**What is expected**
Reproduce all lines of the listing below in which the word "Confidence" occurs.

**Provided information**
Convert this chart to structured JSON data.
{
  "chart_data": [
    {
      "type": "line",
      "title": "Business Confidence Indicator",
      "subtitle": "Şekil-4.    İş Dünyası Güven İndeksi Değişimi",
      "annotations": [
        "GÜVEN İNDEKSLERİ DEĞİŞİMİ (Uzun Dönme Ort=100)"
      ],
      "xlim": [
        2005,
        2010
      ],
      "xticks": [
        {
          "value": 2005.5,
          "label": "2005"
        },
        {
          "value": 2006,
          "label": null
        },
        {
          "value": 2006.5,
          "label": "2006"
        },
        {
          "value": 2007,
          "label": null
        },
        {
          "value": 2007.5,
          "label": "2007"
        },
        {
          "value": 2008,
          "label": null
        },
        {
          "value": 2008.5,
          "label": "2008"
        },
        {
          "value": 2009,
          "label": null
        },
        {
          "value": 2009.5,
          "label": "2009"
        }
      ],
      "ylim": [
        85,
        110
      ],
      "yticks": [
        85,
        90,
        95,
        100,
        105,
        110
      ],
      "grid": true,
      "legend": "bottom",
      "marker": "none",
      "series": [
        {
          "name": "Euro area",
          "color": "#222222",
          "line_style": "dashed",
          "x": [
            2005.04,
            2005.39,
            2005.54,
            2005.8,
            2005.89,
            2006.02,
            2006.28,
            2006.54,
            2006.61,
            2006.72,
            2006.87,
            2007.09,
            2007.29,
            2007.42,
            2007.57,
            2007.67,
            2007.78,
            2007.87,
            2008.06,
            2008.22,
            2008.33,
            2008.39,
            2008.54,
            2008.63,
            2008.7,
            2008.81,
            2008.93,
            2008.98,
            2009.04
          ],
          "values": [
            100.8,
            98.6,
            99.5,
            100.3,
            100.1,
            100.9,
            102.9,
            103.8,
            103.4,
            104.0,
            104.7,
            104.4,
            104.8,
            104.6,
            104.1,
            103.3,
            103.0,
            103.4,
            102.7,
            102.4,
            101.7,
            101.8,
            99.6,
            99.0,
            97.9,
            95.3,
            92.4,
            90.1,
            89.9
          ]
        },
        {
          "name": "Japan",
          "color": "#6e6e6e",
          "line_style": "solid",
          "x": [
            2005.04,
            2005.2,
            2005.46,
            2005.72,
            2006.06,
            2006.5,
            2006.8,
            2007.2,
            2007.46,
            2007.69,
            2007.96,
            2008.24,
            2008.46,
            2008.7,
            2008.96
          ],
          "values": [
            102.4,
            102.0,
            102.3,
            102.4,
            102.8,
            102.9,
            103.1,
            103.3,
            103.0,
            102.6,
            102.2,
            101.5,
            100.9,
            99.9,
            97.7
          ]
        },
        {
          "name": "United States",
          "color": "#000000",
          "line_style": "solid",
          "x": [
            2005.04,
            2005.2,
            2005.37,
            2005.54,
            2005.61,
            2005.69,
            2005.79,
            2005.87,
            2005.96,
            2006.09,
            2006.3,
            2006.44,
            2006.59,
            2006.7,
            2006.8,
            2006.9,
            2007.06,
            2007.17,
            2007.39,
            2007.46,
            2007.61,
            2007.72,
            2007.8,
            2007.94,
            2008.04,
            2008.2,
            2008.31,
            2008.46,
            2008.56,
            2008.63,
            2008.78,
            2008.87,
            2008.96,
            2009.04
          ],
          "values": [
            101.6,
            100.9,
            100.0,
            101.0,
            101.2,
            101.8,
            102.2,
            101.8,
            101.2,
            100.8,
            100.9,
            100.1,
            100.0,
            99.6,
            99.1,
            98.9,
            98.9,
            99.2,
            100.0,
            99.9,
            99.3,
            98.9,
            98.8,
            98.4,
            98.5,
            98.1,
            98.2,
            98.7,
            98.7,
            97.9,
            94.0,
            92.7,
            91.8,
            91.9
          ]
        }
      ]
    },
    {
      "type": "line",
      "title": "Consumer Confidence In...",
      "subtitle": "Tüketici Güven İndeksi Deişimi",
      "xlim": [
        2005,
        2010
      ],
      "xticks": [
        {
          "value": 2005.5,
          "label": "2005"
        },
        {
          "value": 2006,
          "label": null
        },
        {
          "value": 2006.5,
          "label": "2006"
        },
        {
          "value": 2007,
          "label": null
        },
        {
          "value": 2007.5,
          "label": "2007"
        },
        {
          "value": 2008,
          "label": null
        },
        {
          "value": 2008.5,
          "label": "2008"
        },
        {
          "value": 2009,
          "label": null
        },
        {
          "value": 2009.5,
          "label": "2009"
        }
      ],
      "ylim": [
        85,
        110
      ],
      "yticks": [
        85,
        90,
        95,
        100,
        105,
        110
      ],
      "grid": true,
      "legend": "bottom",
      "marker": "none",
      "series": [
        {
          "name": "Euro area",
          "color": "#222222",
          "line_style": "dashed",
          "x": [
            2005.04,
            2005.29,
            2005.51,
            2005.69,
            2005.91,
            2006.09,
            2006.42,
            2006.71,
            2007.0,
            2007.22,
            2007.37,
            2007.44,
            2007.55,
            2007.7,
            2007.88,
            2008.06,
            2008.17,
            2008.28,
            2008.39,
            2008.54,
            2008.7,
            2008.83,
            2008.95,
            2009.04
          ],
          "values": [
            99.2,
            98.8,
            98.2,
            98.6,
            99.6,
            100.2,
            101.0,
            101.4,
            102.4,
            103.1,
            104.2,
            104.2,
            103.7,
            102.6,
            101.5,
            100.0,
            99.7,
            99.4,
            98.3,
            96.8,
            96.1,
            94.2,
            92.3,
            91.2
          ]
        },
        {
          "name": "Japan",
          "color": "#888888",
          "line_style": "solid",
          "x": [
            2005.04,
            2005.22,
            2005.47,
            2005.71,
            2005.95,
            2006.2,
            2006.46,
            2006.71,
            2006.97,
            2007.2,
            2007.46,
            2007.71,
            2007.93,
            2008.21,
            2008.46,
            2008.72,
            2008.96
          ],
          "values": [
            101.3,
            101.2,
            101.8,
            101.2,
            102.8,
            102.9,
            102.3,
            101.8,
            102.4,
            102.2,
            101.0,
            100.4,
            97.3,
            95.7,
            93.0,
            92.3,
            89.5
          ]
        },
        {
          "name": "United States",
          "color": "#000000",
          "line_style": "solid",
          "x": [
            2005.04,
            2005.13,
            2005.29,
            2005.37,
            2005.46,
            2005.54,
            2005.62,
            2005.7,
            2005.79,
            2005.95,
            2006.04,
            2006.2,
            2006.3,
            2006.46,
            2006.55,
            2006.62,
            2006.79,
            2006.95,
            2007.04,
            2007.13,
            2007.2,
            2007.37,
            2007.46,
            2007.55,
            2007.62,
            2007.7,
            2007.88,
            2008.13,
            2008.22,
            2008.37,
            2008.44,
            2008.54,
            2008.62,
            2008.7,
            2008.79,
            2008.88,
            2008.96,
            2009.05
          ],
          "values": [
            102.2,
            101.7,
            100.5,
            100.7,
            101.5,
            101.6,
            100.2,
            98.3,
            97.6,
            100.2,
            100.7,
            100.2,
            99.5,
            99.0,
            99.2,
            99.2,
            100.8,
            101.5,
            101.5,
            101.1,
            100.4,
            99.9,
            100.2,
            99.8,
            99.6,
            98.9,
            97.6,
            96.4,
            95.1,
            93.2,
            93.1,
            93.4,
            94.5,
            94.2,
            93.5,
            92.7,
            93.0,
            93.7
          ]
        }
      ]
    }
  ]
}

--

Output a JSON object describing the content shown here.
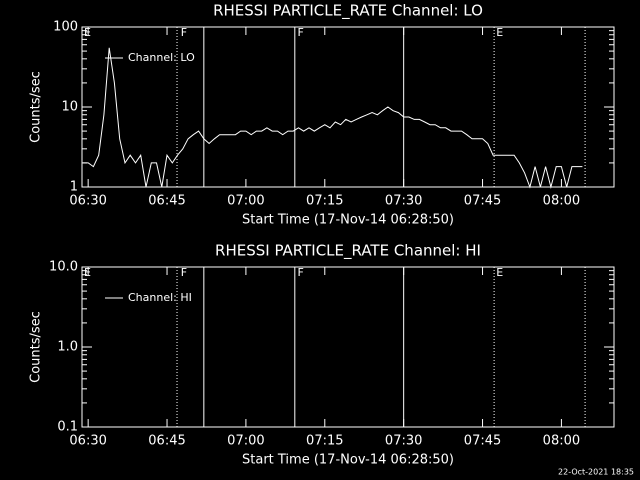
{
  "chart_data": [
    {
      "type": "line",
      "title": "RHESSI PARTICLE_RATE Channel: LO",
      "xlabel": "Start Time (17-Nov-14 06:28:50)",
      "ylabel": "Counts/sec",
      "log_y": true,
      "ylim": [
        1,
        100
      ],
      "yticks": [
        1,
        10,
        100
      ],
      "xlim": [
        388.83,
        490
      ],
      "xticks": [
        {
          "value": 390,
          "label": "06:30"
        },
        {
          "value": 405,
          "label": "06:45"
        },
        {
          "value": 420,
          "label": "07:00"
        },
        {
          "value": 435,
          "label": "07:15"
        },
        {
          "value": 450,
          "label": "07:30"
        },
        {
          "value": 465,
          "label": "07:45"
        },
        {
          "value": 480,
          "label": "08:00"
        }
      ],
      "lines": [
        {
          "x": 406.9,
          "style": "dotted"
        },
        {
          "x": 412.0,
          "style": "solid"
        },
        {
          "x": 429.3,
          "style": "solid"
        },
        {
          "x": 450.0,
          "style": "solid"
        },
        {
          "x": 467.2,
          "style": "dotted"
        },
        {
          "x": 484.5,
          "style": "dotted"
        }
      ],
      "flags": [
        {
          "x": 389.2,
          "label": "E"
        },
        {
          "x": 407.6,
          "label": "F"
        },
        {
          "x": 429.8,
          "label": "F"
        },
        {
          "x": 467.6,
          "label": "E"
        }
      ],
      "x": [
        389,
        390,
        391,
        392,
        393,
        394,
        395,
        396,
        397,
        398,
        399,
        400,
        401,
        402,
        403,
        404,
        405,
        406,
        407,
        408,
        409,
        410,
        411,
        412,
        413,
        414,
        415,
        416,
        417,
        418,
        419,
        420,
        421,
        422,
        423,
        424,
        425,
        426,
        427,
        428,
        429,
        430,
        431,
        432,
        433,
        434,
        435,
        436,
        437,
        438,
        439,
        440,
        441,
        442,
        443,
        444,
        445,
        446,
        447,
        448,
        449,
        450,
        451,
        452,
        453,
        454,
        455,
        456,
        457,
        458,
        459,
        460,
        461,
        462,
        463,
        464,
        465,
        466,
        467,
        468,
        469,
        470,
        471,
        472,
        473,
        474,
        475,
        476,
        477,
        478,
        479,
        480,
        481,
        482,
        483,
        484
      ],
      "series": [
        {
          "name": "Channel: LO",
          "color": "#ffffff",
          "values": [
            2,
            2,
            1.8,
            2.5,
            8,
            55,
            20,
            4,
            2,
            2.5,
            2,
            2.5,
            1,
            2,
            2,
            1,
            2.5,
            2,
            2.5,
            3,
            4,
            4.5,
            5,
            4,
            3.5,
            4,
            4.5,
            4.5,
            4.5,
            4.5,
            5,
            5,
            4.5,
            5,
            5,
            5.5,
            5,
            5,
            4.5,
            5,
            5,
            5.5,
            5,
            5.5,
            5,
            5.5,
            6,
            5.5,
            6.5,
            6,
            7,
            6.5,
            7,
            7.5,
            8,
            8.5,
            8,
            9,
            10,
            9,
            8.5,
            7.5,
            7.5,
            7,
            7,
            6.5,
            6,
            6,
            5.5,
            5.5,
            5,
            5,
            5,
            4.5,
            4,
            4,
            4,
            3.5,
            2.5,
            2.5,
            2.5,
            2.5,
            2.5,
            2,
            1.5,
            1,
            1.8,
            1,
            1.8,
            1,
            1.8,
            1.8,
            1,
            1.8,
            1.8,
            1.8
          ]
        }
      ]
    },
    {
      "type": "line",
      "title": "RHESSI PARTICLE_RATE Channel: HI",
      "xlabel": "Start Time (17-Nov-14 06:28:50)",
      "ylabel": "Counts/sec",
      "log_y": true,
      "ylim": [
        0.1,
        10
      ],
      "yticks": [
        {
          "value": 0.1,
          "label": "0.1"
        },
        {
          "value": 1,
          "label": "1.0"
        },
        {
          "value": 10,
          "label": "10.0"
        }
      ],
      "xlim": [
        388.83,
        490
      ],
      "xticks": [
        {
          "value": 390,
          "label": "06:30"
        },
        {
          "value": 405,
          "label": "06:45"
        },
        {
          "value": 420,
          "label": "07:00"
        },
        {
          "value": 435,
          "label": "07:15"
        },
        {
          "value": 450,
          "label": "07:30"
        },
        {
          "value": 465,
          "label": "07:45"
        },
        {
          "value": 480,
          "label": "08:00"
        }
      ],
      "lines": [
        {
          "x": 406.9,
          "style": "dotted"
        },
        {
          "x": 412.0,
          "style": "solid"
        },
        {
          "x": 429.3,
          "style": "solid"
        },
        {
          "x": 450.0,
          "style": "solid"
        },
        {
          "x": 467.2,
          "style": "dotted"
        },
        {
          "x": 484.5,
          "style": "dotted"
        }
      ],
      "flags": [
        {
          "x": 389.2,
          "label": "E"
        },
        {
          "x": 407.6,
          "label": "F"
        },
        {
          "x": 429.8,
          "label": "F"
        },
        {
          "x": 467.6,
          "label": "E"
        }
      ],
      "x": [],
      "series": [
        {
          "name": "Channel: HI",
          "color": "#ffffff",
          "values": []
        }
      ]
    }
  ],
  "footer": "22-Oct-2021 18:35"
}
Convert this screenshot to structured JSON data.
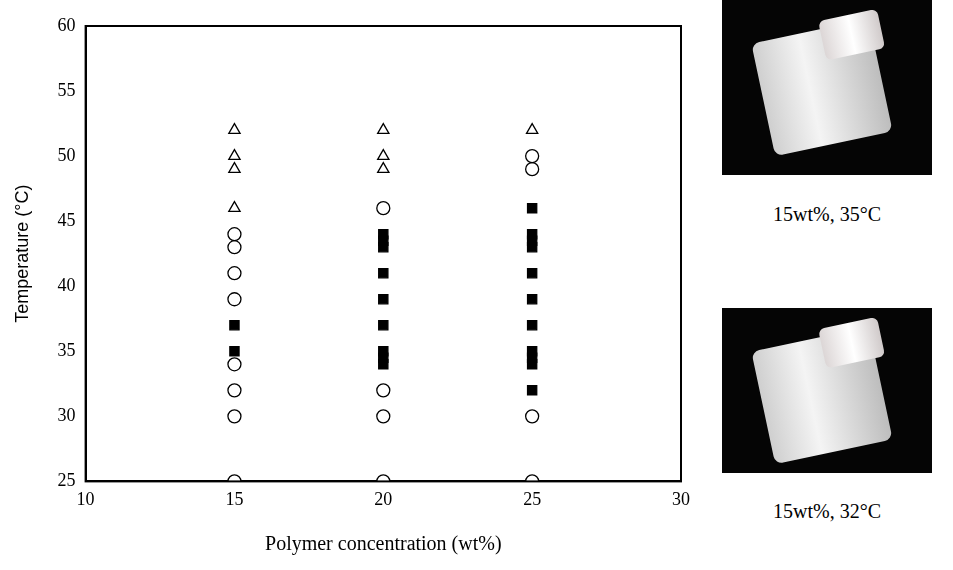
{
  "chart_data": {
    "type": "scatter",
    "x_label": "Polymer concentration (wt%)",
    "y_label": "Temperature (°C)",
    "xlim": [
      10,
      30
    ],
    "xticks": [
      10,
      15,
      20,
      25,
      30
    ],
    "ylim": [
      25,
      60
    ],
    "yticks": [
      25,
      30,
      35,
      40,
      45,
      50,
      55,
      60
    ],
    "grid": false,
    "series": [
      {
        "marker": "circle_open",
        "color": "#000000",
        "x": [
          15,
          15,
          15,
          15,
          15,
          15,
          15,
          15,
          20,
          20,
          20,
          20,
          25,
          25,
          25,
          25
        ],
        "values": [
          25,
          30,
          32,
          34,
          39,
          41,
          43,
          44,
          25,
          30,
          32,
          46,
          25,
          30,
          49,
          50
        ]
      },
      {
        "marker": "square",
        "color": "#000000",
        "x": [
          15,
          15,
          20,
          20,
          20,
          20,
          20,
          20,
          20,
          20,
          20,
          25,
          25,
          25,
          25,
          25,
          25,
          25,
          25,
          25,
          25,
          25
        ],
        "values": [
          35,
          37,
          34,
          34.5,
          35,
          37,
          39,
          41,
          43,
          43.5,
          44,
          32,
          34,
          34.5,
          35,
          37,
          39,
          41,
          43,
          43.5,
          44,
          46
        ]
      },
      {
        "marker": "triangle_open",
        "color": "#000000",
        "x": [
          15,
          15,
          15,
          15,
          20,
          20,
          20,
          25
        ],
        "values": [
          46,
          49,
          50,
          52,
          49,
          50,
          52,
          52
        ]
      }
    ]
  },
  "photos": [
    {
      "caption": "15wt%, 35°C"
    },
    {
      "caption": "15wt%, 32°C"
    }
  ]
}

**Result**
      "title": "Business Confidence Indicator",
      "title": "Consumer Confidence In...",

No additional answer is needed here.